What to do –
Omit every picture and write out the rest of the records exactly.
□ □ □ □ □
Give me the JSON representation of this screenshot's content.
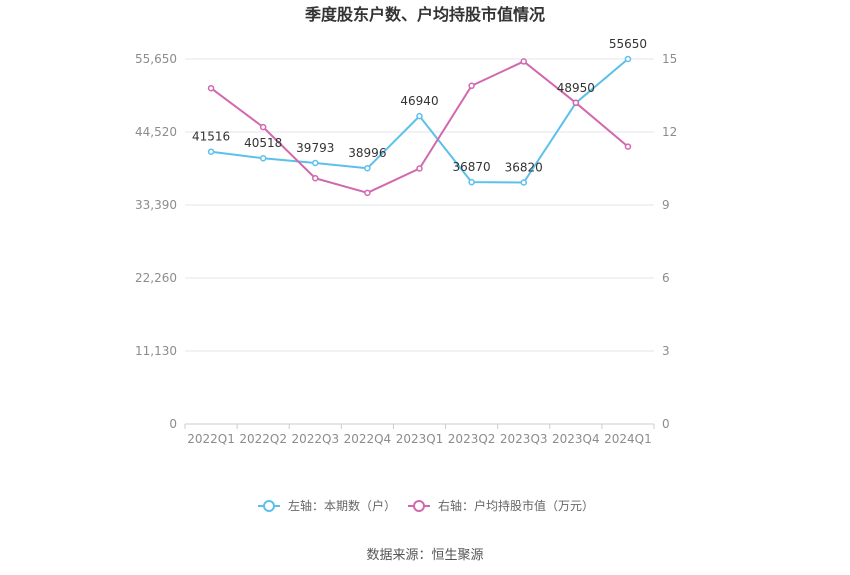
{
  "chart_data": {
    "type": "line",
    "title": "季度股东户数、户均持股市值情况",
    "categories": [
      "2022Q1",
      "2022Q2",
      "2022Q3",
      "2022Q4",
      "2023Q1",
      "2023Q2",
      "2023Q3",
      "2023Q4",
      "2024Q1"
    ],
    "series": [
      {
        "name": "左轴：本期数（户）",
        "axis": "left",
        "color": "#5bc0eb",
        "values": [
          41516,
          40518,
          39793,
          38996,
          46940,
          36870,
          36820,
          48950,
          55650
        ],
        "labels": [
          "41516",
          "40518",
          "39793",
          "38996",
          "46940",
          "36870",
          "36820",
          "48950",
          "55650"
        ]
      },
      {
        "name": "右轴：户均持股市值（万元）",
        "axis": "right",
        "color": "#d268ad",
        "values": [
          13.8,
          12.2,
          10.1,
          9.5,
          10.5,
          13.9,
          14.9,
          13.2,
          11.4
        ]
      }
    ],
    "y_left": {
      "ticks": [
        "0",
        "11,130",
        "22,260",
        "33,390",
        "44,520",
        "55,650"
      ],
      "tick_values": [
        0,
        11130,
        22260,
        33390,
        44520,
        55650
      ],
      "lim": [
        0,
        55650
      ]
    },
    "y_right": {
      "ticks": [
        "0",
        "3",
        "6",
        "9",
        "12",
        "15"
      ],
      "tick_values": [
        0,
        3,
        6,
        9,
        12,
        15
      ],
      "lim": [
        0,
        15
      ]
    },
    "grid": true,
    "legend_position": "bottom-center"
  },
  "footer": {
    "source": "数据来源：恒生聚源"
  }
}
□ □ □ □ □
Result –
Give me the JSON representation of this screenshot's content.
{
  "chart_data": {
    "type": "line",
    "title": "季度股东户数、户均持股市值情况",
    "categories": [
      "2022Q1",
      "2022Q2",
      "2022Q3",
      "2022Q4",
      "2023Q1",
      "2023Q2",
      "2023Q3",
      "2023Q4",
      "2024Q1"
    ],
    "series": [
      {
        "name": "左轴：本期数（户）",
        "axis": "left",
        "color": "#5bc0eb",
        "values": [
          41516,
          40518,
          39793,
          38996,
          46940,
          36870,
          36820,
          48950,
          55650
        ],
        "labels": [
          "41516",
          "40518",
          "39793",
          "38996",
          "46940",
          "36870",
          "36820",
          "48950",
          "55650"
        ]
      },
      {
        "name": "右轴：户均持股市值（万元）",
        "axis": "right",
        "color": "#d268ad",
        "values": [
          13.8,
          12.2,
          10.1,
          9.5,
          10.5,
          13.9,
          14.9,
          13.2,
          11.4
        ]
      }
    ],
    "y_left": {
      "ticks": [
        "0",
        "11,130",
        "22,260",
        "33,390",
        "44,520",
        "55,650"
      ],
      "tick_values": [
        0,
        11130,
        22260,
        33390,
        44520,
        55650
      ],
      "lim": [
        0,
        55650
      ]
    },
    "y_right": {
      "ticks": [
        "0",
        "3",
        "6",
        "9",
        "12",
        "15"
      ],
      "tick_values": [
        0,
        3,
        6,
        9,
        12,
        15
      ],
      "lim": [
        0,
        15
      ]
    },
    "grid": true,
    "legend_position": "bottom-center"
  },
  "footer": {
    "source": "数据来源：恒生聚源"
  }
}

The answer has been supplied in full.